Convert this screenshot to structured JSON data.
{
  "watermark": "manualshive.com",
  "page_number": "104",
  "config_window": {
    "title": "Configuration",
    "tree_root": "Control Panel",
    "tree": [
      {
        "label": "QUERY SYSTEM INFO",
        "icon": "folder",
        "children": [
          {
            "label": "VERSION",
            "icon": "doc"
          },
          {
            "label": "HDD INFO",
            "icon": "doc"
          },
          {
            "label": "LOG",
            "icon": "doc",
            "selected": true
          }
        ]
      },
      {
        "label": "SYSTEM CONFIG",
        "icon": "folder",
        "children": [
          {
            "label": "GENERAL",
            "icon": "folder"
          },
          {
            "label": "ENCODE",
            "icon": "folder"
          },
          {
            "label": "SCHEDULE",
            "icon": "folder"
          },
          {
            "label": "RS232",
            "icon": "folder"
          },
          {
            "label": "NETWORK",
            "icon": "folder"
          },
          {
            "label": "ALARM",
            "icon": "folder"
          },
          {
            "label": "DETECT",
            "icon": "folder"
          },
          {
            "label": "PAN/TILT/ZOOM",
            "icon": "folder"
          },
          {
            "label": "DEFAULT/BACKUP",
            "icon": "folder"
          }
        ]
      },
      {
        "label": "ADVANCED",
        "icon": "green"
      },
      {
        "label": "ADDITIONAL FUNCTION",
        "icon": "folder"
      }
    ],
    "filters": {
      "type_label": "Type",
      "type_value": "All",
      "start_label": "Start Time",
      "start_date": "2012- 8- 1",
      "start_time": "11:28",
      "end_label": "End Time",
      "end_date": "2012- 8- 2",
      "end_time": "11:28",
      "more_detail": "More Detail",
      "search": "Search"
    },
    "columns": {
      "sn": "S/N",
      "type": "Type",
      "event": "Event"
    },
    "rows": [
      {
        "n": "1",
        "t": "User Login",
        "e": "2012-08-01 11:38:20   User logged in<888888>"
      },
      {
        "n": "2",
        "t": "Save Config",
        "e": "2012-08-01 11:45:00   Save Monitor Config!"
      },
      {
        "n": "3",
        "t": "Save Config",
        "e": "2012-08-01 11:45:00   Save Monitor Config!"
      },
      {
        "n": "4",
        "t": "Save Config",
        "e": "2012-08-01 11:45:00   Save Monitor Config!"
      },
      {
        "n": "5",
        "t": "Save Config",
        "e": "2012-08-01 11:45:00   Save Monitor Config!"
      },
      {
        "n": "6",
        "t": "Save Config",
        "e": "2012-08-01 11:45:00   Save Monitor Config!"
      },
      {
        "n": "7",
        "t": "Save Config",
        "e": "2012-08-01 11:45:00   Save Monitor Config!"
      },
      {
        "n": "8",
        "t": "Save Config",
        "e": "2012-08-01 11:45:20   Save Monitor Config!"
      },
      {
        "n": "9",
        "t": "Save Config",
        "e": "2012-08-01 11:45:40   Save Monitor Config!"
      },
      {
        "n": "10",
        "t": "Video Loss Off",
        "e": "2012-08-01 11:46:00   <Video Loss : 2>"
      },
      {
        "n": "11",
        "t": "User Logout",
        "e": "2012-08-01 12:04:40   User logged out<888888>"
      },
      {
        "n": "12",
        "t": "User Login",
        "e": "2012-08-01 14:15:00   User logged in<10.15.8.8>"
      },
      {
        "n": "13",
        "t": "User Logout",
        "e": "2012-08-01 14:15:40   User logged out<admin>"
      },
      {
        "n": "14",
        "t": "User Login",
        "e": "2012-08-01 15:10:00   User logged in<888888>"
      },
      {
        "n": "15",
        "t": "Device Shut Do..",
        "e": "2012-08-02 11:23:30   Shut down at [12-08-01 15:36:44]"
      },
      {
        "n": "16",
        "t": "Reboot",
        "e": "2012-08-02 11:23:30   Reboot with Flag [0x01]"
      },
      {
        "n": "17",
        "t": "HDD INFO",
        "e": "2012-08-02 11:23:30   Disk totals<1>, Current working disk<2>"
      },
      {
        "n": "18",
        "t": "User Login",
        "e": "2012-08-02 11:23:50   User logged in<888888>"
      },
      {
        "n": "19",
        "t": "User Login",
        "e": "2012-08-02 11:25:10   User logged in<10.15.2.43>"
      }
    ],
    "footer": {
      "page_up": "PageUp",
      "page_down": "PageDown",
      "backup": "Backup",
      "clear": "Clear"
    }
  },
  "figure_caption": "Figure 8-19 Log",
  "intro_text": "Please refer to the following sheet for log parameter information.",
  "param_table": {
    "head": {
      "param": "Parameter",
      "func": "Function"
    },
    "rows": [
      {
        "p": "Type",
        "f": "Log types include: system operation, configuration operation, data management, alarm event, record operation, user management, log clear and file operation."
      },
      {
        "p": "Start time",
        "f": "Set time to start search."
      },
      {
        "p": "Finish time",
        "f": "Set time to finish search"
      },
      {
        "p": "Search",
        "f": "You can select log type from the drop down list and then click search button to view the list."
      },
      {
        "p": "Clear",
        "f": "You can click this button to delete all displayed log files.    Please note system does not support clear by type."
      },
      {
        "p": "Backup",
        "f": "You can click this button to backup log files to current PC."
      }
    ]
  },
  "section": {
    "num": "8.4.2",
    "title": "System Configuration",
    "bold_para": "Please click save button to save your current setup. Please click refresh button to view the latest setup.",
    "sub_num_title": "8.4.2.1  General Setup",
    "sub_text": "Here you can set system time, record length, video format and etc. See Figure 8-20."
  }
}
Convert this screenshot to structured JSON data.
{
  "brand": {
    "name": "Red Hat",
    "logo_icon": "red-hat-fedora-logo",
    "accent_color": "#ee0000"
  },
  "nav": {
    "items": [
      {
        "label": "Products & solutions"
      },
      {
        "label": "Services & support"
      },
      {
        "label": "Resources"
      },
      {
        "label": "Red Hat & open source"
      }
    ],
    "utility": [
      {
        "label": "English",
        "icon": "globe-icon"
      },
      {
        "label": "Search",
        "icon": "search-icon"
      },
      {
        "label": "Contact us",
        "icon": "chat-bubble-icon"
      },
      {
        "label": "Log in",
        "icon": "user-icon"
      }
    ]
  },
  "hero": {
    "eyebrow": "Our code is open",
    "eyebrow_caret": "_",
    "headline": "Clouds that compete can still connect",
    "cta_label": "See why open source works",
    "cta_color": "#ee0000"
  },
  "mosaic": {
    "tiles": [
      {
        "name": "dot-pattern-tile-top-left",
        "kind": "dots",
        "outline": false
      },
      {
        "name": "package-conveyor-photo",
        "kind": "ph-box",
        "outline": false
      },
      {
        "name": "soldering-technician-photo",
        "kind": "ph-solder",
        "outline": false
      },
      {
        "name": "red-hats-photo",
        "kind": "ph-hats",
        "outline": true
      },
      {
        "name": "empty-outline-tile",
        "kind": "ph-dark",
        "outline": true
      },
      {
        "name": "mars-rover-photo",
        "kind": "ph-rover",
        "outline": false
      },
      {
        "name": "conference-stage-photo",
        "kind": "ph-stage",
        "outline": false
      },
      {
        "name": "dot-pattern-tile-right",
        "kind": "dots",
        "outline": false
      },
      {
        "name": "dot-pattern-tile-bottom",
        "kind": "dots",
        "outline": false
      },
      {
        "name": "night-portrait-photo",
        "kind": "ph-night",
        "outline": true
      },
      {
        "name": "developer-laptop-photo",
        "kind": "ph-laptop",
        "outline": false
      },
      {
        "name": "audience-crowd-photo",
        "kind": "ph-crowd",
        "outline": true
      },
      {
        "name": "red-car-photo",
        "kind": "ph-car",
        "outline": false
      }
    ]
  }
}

***

**Exercise objective**.
Which lines contain the word "photo"? Return each of them.

**Task result**.
        "name": "package-conveyor-photo",
        "name": "soldering-technician-photo",
        "name": "red-hats-photo",
        "name": "mars-rover-photo",
        "name": "conference-stage-photo",
        "name": "night-portrait-photo",
        "name": "developer-laptop-photo",
        "name": "audience-crowd-photo",
        "name": "red-car-photo",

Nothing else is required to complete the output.